— EXERCISE DETAILS —
Edit the material starting at the line containing "staticText: 4G — [726, 6, 735, 15]" and ending at the line containing "staticText: 93% — [750, 5, 773, 21]", replacing "Floating bubble" with "Chat bubble" and keeping everything else the same. Give back only those lines.

Box coordinate listings

******************************

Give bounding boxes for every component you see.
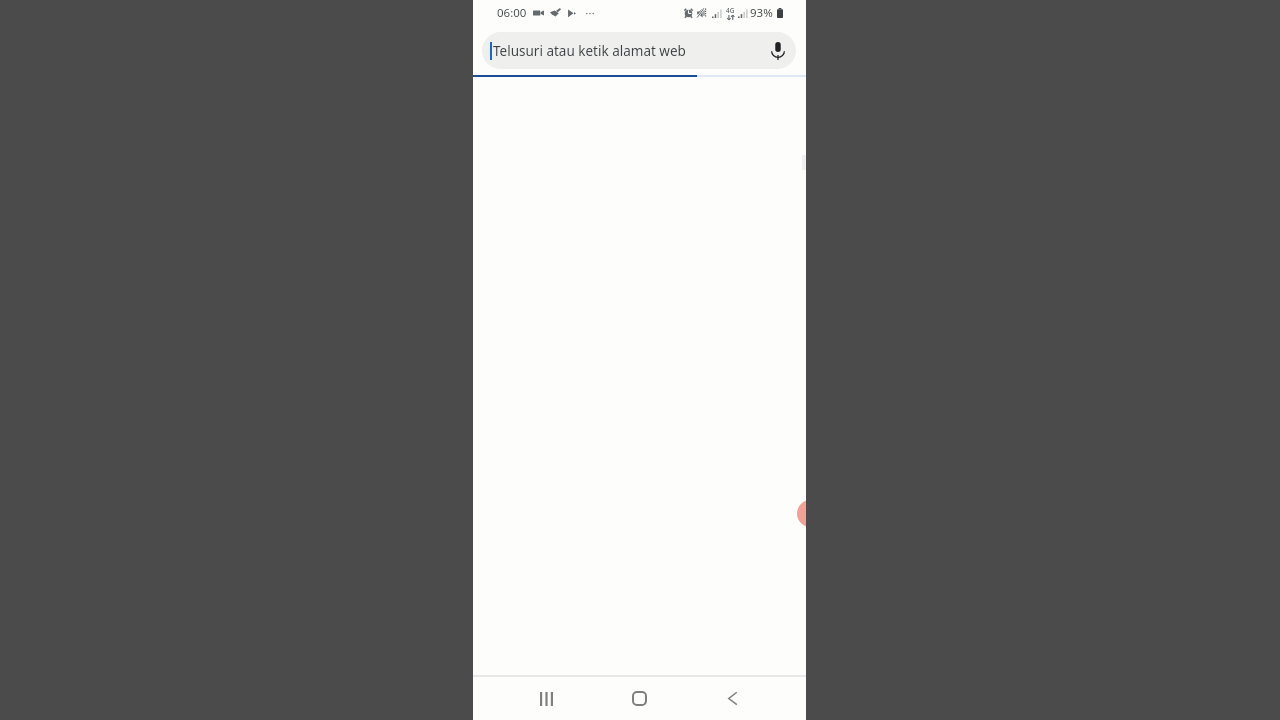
staticText: 4G — [726, 6, 735, 15]
button[interactable]: Recent apps — [525, 677, 568, 720]
staticText: Telusuri atau ketik alamat web — [493, 42, 686, 60]
button[interactable]: Home — [618, 677, 661, 720]
button[interactable]: Floating bubble — [797, 500, 806, 527]
staticText: 06:00 — [497, 5, 527, 21]
other: Voice search — [771, 42, 785, 60]
staticText: 93% — [750, 5, 773, 21]
button[interactable]: Telusuri atau ketik alamat web — [482, 32, 796, 69]
button[interactable]: Back — [711, 677, 754, 720]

******************************

— TASK SOLUTION —
staticText: 4G — [726, 6, 735, 15]
button[interactable]: Recent apps — [525, 677, 568, 720]
staticText: Telusuri atau ketik alamat web — [493, 42, 686, 60]
button[interactable]: Home — [618, 677, 661, 720]
button[interactable]: Chat bubble — [797, 500, 806, 527]
staticText: 06:00 — [497, 5, 527, 21]
other: Voice search — [771, 42, 785, 60]
staticText: 93% — [750, 5, 773, 21]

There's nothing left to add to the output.